Dataset rows:
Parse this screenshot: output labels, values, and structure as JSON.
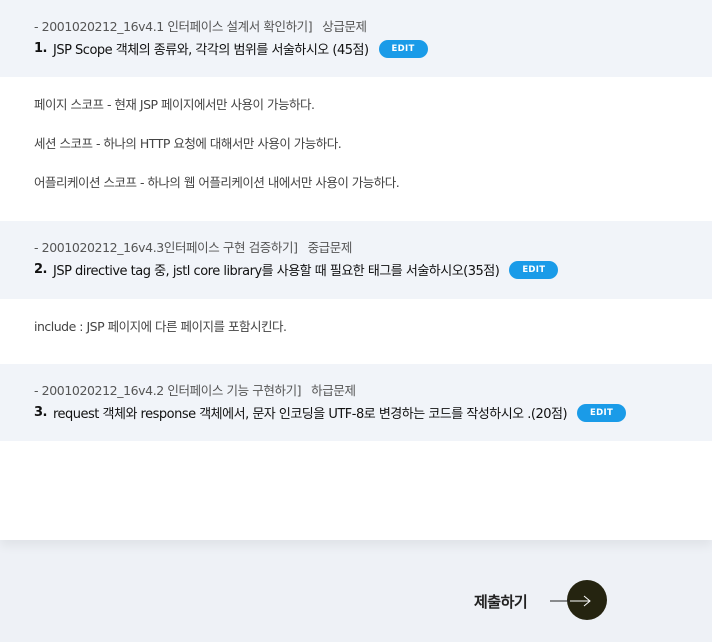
{
  "questions": [
    {
      "meta": "- 2001020212_16v4.1 인터페이스 설계서 확인하기]",
      "level": "상급문제",
      "number": "1.",
      "title": "JSP Scope 객체의 종류와, 각각의 범위를 서술하시오  (45점)",
      "edit_label": "EDIT",
      "answers": [
        "페이지 스코프 - 현재 JSP 페이지에서만 사용이 가능하다.",
        "세션 스코프 - 하나의 HTTP 요청에 대해서만 사용이 가능하다.",
        "어플리케이션 스코프 - 하나의 웹 어플리케이션 내에서만 사용이 가능하다."
      ]
    },
    {
      "meta": "- 2001020212_16v4.3인터페이스 구현 검증하기]",
      "level": "중급문제",
      "number": "2.",
      "title": "JSP directive tag 중, jstl core library를 사용할 때 필요한 태그를 서술하시오(35점)",
      "edit_label": "EDIT",
      "answers": [
        "include : JSP 페이지에 다른 페이지를 포함시킨다."
      ]
    },
    {
      "meta": "- 2001020212_16v4.2 인터페이스 기능 구현하기]",
      "level": "하급문제",
      "number": "3.",
      "title": "request 객체와 response 객체에서, 문자 인코딩을 UTF-8로 변경하는 코드를 작성하시오 .(20점)",
      "edit_label": "EDIT",
      "answers": []
    }
  ],
  "submit": {
    "label": "제출하기",
    "icon": "arrow-right-icon"
  },
  "colors": {
    "accent": "#1a9be8",
    "header_bg": "#f1f4f9",
    "submit_circle": "#252410"
  }
}
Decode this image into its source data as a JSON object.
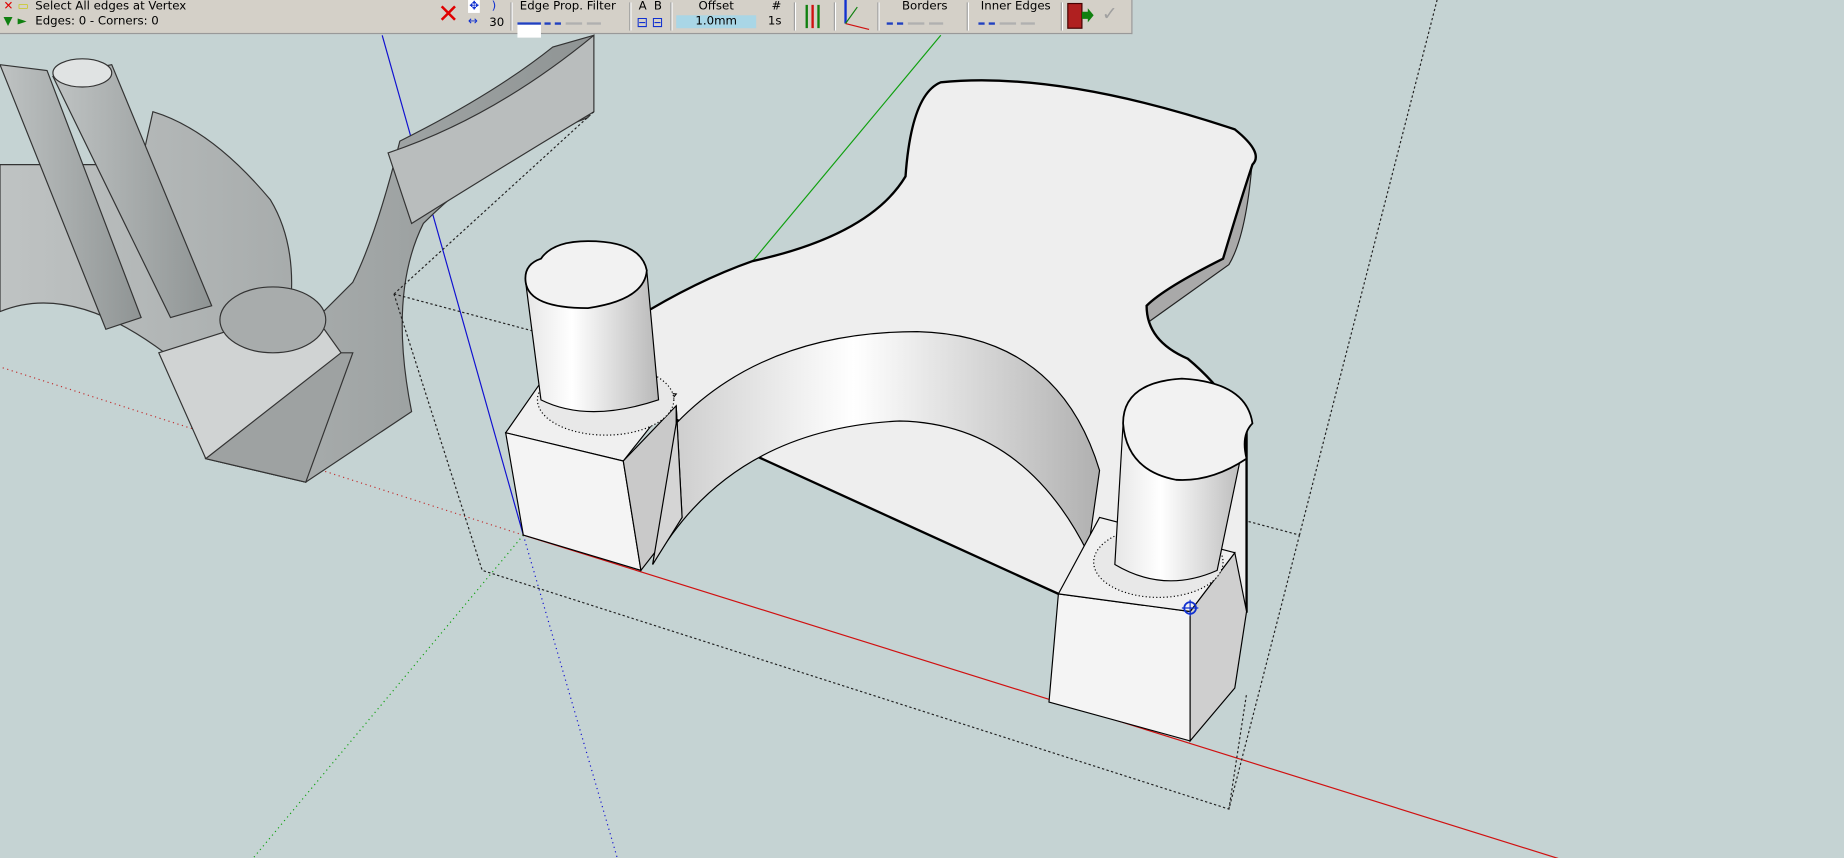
{
  "toolbar": {
    "title": "Select All edges at Vertex",
    "status": "Edges: 0 - Corners: 0",
    "angle_value": "30",
    "edge_prop_filter_label": "Edge Prop. Filter",
    "a_label": "A",
    "b_label": "B",
    "offset_label": "Offset",
    "offset_value": "1.0mm",
    "count_label": "#",
    "count_value": "1s",
    "borders_label": "Borders",
    "inner_edges_label": "Inner Edges"
  },
  "colors": {
    "background": "#c5d3d3",
    "model_face": "#eeeeee",
    "x_axis": "#d01010",
    "y_axis": "#10a010",
    "z_axis": "#1010d0"
  }
}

Problem to work on: Gather every line containing the word "this" and copy it.

Written reply:
Parse this screenshot: output labels, values, and structure as JSON.
Decode this image into its source data as a JSON object.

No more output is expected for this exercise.